The data must be written out once more, precisely as given.

## Given records
____________________
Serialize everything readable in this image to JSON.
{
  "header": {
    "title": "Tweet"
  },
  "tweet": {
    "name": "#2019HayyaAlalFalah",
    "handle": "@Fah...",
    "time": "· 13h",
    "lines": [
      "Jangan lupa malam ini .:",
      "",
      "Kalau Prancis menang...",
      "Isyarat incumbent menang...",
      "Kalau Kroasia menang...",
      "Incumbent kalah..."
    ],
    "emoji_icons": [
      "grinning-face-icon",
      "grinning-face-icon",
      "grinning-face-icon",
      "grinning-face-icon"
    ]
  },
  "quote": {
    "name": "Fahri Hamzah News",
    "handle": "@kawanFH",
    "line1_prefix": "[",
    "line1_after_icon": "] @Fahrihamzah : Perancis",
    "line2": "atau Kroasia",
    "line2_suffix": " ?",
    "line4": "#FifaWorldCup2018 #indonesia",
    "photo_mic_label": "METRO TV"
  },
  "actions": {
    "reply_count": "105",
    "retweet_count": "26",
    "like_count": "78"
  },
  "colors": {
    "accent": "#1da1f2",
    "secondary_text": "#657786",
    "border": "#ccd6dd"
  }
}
____________________
## Solved exercise
Serialize everything readable in this image to JSON.
{
  "header": {
    "title": "Tweet"
  },
  "tweet": {
    "name": "#2019HayyaAlalFalah",
    "handle": "@Fah...",
    "time": "· 13h",
    "lines": [
      "Jangan lupa malam ini .:",
      "",
      "Kalau Prancis menang...",
      "Isyarat incumbent menang...",
      "Kalau Kroasia menang...",
      "Incumbent kalah..."
    ],
    "emoji_icons": [
      "grinning-face-icon",
      "grinning-face-icon",
      "grinning-face-icon",
      "grinning-face-icon"
    ]
  },
  "quote": {
    "name": "Fahri Hamzah News",
    "handle": "@kawanFH",
    "line1_prefix": "[",
    "line1_after_icon": "] @Fahrihamzah : Perancis",
    "line2": "atau Kroasia",
    "line2_suffix": " ?",
    "line4": "#FifaWorldCup2018 #indonesia",
    "photo_mic_label": "METRO TV"
  },
  "actions": {
    "reply_count": "105",
    "retweet_count": "26",
    "like_count": "78"
  },
  "colors": {
    "accent": "#1da1f2",
    "secondary_text": "#657786",
    "border": "#ccd6dd"
  }
}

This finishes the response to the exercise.